Dataset rows about figures
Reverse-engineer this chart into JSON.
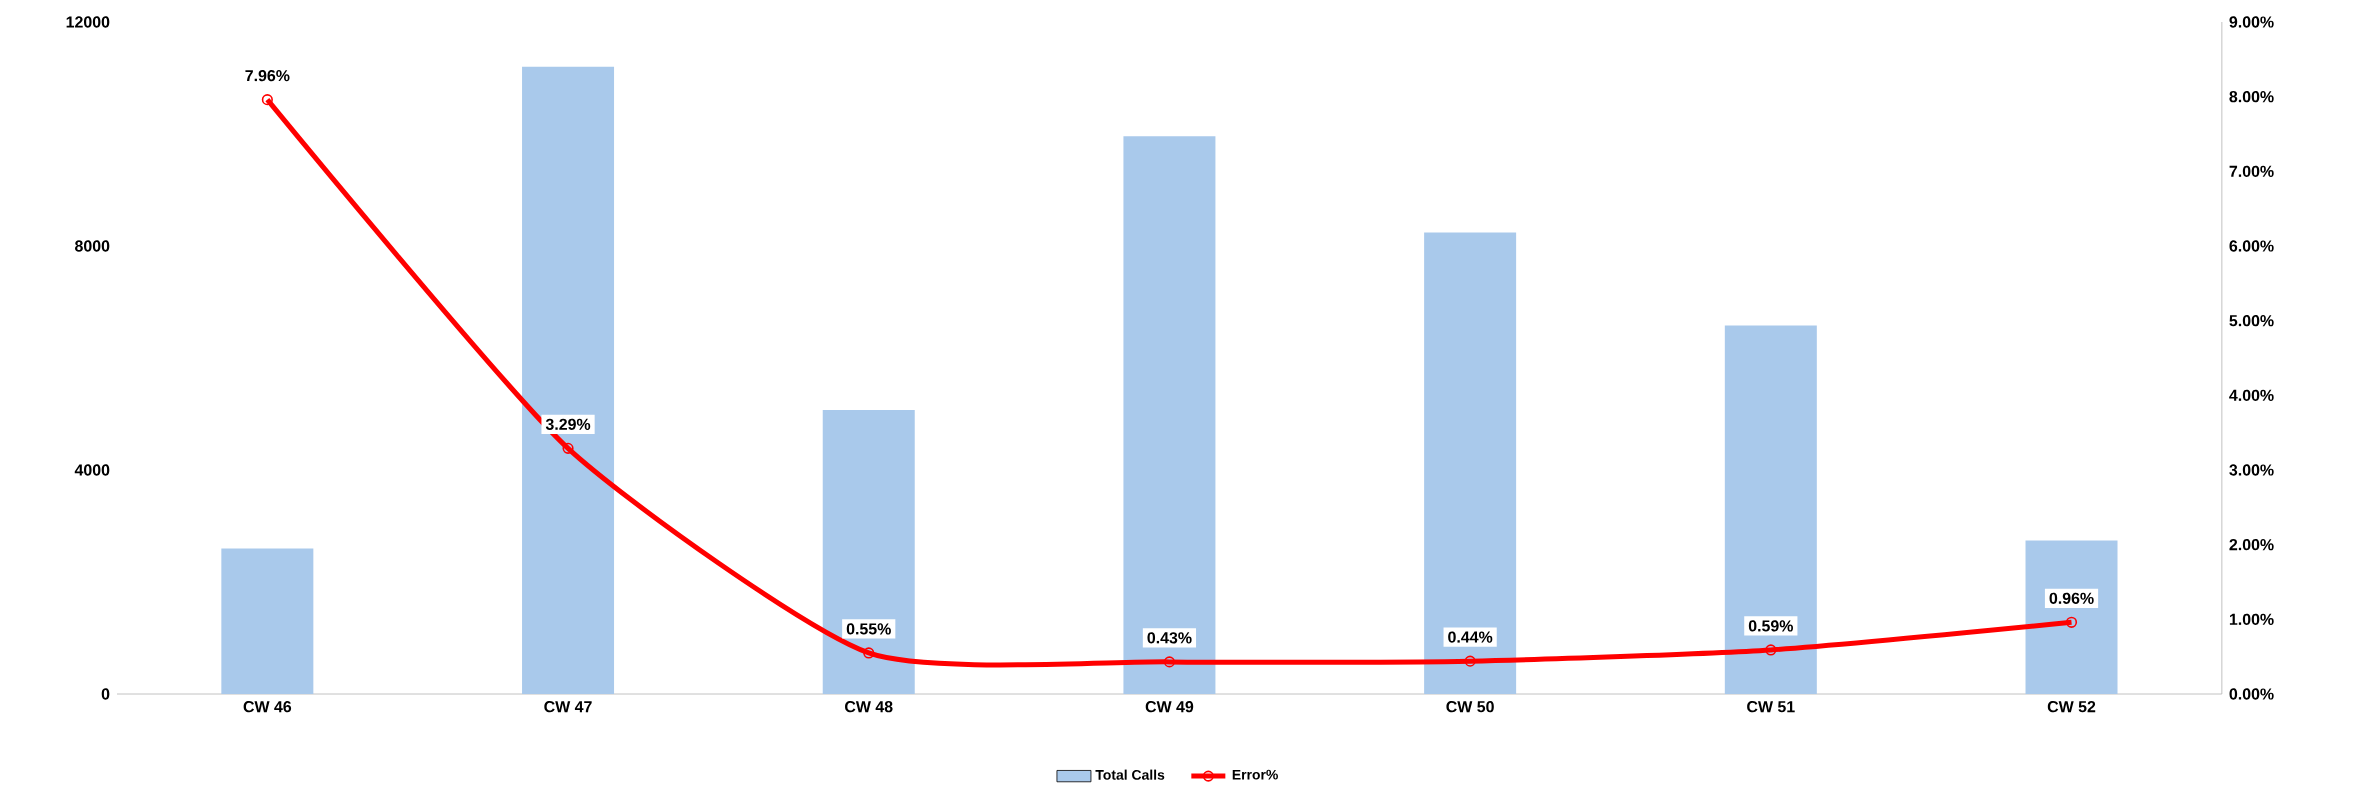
{
  "chart_data": {
    "type": "bar",
    "categories": [
      "CW 46",
      "CW 47",
      "CW 48",
      "CW 49",
      "CW 50",
      "CW 51",
      "CW 52"
    ],
    "series": [
      {
        "name": "Total Calls",
        "color": "#a9c9eb",
        "values": [
          2600,
          11200,
          5070,
          9960,
          8240,
          6580,
          2740
        ]
      },
      {
        "name": "Error%",
        "type": "line",
        "axis": "y2",
        "color": "#ff0000",
        "values": [
          7.96,
          3.29,
          0.55,
          0.43,
          0.44,
          0.59,
          0.96
        ],
        "value_labels": [
          "7.96%",
          "3.29%",
          "0.55%",
          "0.43%",
          "0.44%",
          "0.59%",
          "0.96%"
        ]
      }
    ],
    "ylim": [
      0,
      12000
    ],
    "yticks": [
      0,
      4000,
      8000,
      12000
    ],
    "y2lim": [
      0,
      9
    ],
    "y2ticks": [
      {
        "value": 0,
        "label": "0.00%"
      },
      {
        "value": 1,
        "label": "1.00%"
      },
      {
        "value": 2,
        "label": "2.00%"
      },
      {
        "value": 3,
        "label": "3.00%"
      },
      {
        "value": 4,
        "label": "4.00%"
      },
      {
        "value": 5,
        "label": "5.00%"
      },
      {
        "value": 6,
        "label": "6.00%"
      },
      {
        "value": 7,
        "label": "7.00%"
      },
      {
        "value": 8,
        "label": "8.00%"
      },
      {
        "value": 9,
        "label": "9.00%"
      }
    ],
    "legend": "bottom",
    "marker": "circle"
  }
}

* Work to complete *
Please repeat the entries exactly. Do not include the pictures.

* Written answer *
Reverse-engineer this chart into JSON.
{
  "chart_data": {
    "type": "bar",
    "categories": [
      "CW 46",
      "CW 47",
      "CW 48",
      "CW 49",
      "CW 50",
      "CW 51",
      "CW 52"
    ],
    "series": [
      {
        "name": "Total Calls",
        "color": "#a9c9eb",
        "values": [
          2600,
          11200,
          5070,
          9960,
          8240,
          6580,
          2740
        ]
      },
      {
        "name": "Error%",
        "type": "line",
        "axis": "y2",
        "color": "#ff0000",
        "values": [
          7.96,
          3.29,
          0.55,
          0.43,
          0.44,
          0.59,
          0.96
        ],
        "value_labels": [
          "7.96%",
          "3.29%",
          "0.55%",
          "0.43%",
          "0.44%",
          "0.59%",
          "0.96%"
        ]
      }
    ],
    "ylim": [
      0,
      12000
    ],
    "yticks": [
      0,
      4000,
      8000,
      12000
    ],
    "y2lim": [
      0,
      9
    ],
    "y2ticks": [
      {
        "value": 0,
        "label": "0.00%"
      },
      {
        "value": 1,
        "label": "1.00%"
      },
      {
        "value": 2,
        "label": "2.00%"
      },
      {
        "value": 3,
        "label": "3.00%"
      },
      {
        "value": 4,
        "label": "4.00%"
      },
      {
        "value": 5,
        "label": "5.00%"
      },
      {
        "value": 6,
        "label": "6.00%"
      },
      {
        "value": 7,
        "label": "7.00%"
      },
      {
        "value": 8,
        "label": "8.00%"
      },
      {
        "value": 9,
        "label": "9.00%"
      }
    ],
    "legend": "bottom",
    "marker": "circle"
  }
}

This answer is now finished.